Kampanye di media sosial dan media daring, lanjutnya, dibiayai sendiri oleh pasangan calon. Kendati demikian, KPU tetap membatasi intensitas kampanye agar ada keadilan antara pasangan calon yang memiliki dana banyak dan pasangan calon dengan dana terbatas. Ini sekaligus untuk memastikan transparansi, akuntabilitas, serta kesetaraan antarpasangan calon.
Kampanye di media sosial itu turut dipantau oleh Polri serta lembaga pemerintah bidang komunikasi dan informatika. Ini untuk memeriksa unsur pelanggaran dalam muatan materi kampanye.
Kampanye di media sosial itu turut dipantau oleh Polri serta lembaga pemerintah bidang komunikasi dan informatika. Ini untuk memeriksa unsur pelanggaran dalam muatan materi kampanye.
Menurut Kade Wiarsa, rasionalisasi kampanye di media sosial tak lepas dari situasi Indonesia yang masih bergulat dengan pandemi Covid-19. Sebab, kampanye dengan mengumpulkan massa akan berisiko di tengah wabah yang belum melandai.
Dia menambahkan, KPU sudah menyiapkan beberapa opsi sanksi administrasi bagi pelanggar protokol kesehatan di Pilkada 2020. Opsi itu antara lain penghentian kampanye yang diduga melanggar protokol kesehatan dan pengurangan hak kampanye dari segi waktu. Sanksi ini akan dibahas lebih lanjut dalam rapat dengar pendapat bersama DPR dan pemerintah, Senin siang.
Namun, presentasi Kade Wiarsa belum rinci karena waktu yang terbatas saat paparan dari KPU yang akan mengikuti rapat dengar pendapat di DPR. Dalam diskusi itu, hadir peneliti Center for Digital Society (CFDS) Universitas Gadjah Mada, Janitra Haryanto, serta peneliti Perkumpulan untuk Pemilu dan Demokrasi (Perludem), Maharddhika.

Ketentuan:
Menurut teks tentang kampanye Pilkada 2020, siapa yang membiayai kampanye di media sosial dan media daring?

Entri Kumpulan Data:
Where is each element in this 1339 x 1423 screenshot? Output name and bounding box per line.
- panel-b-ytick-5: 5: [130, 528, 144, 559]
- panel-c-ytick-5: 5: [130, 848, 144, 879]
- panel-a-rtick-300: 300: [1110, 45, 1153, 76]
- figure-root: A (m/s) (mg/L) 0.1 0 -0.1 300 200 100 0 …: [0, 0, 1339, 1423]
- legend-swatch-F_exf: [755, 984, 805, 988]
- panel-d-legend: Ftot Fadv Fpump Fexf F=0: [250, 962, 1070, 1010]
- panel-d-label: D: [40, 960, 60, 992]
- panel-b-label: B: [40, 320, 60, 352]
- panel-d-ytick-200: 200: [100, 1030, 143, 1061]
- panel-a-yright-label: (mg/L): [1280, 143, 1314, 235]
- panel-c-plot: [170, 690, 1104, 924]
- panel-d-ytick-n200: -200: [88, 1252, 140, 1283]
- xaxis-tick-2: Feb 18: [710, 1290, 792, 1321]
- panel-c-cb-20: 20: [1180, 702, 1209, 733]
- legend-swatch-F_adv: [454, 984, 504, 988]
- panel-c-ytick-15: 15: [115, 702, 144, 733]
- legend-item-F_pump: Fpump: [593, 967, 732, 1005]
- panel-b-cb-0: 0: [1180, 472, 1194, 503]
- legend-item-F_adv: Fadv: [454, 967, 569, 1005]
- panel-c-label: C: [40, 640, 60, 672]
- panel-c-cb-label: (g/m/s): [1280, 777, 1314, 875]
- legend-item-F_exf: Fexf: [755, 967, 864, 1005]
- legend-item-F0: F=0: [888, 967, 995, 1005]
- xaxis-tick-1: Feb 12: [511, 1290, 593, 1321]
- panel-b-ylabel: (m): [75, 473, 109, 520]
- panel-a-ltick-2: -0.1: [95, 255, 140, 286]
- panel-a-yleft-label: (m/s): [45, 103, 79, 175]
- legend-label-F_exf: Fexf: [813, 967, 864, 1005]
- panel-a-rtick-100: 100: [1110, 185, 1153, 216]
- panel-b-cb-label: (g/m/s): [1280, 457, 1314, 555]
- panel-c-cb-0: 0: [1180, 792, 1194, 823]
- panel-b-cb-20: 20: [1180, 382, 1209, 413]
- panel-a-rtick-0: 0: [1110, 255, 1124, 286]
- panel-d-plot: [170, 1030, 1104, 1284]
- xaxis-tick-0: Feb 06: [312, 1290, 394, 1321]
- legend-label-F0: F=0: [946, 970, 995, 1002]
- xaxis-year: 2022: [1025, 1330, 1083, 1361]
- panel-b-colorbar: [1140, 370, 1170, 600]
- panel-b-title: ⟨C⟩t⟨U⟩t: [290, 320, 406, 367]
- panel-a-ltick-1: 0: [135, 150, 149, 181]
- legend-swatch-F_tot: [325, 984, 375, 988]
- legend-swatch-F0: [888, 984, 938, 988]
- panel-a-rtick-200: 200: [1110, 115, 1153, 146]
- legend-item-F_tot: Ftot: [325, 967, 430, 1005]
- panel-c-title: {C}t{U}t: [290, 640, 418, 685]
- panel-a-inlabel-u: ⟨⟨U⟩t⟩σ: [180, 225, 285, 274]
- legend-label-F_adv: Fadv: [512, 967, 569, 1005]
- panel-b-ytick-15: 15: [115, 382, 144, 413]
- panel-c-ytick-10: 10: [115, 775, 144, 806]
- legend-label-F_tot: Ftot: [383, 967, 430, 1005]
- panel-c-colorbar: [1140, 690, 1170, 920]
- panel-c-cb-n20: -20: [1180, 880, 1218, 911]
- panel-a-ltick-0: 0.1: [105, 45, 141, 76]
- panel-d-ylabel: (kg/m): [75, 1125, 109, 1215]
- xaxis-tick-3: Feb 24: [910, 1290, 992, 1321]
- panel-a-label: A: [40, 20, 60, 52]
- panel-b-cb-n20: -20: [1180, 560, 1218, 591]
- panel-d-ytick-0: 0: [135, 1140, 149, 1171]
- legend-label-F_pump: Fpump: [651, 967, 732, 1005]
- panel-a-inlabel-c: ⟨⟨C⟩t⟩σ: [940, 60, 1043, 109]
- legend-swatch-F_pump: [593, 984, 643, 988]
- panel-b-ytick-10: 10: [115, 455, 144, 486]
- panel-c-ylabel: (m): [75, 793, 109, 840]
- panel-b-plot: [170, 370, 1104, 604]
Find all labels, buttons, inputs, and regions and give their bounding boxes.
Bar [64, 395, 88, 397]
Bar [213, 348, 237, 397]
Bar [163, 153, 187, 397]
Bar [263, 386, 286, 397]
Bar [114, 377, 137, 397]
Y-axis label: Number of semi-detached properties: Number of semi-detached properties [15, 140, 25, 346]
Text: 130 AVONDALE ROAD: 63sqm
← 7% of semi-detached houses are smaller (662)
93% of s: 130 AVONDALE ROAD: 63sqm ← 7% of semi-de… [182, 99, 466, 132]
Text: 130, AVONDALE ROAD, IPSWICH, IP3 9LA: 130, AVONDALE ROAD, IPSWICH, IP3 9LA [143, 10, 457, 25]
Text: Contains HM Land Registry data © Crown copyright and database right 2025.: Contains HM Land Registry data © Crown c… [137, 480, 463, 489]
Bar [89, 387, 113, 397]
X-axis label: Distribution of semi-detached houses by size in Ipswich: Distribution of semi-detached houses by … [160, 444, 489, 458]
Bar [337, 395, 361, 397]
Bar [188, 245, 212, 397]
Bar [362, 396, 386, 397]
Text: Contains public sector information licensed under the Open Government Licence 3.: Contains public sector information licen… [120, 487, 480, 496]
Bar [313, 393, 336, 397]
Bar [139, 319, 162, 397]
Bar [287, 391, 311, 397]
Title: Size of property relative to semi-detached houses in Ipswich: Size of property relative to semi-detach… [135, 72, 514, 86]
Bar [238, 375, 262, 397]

Jawaban Latihan:
Kampanye itu dibiayai sendiri oleh pasangan calon.